## WRITTEN EXERCISE
Only the pictures are left out: repeat the rest of the entries exactly.

** START DATA SHOWN **

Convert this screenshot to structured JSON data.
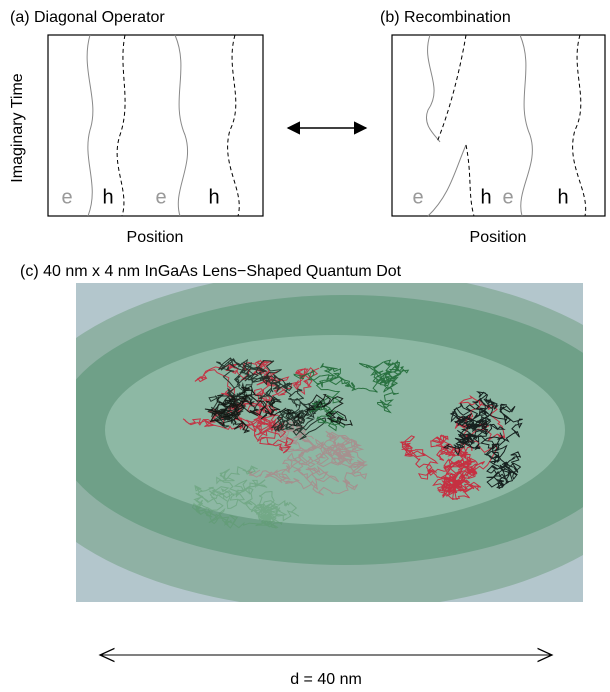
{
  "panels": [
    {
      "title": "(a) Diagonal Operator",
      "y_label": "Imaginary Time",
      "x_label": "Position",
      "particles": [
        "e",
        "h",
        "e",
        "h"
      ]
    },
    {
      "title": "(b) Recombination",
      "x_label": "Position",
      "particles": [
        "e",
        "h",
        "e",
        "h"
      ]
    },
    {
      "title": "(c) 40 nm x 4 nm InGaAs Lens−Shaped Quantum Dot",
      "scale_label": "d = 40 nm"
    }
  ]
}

** END DATA SHOWN **

## EXERCISE OUTPUT
Convert this screenshot to structured JSON data.
{
  "panels": [
    {
      "title": "(a) Diagonal Operator",
      "y_label": "Imaginary Time",
      "x_label": "Position",
      "particles": [
        "e",
        "h",
        "e",
        "h"
      ]
    },
    {
      "title": "(b) Recombination",
      "x_label": "Position",
      "particles": [
        "e",
        "h",
        "e",
        "h"
      ]
    },
    {
      "title": "(c) 40 nm x 4 nm InGaAs Lens−Shaped Quantum Dot",
      "scale_label": "d = 40 nm"
    }
  ]
}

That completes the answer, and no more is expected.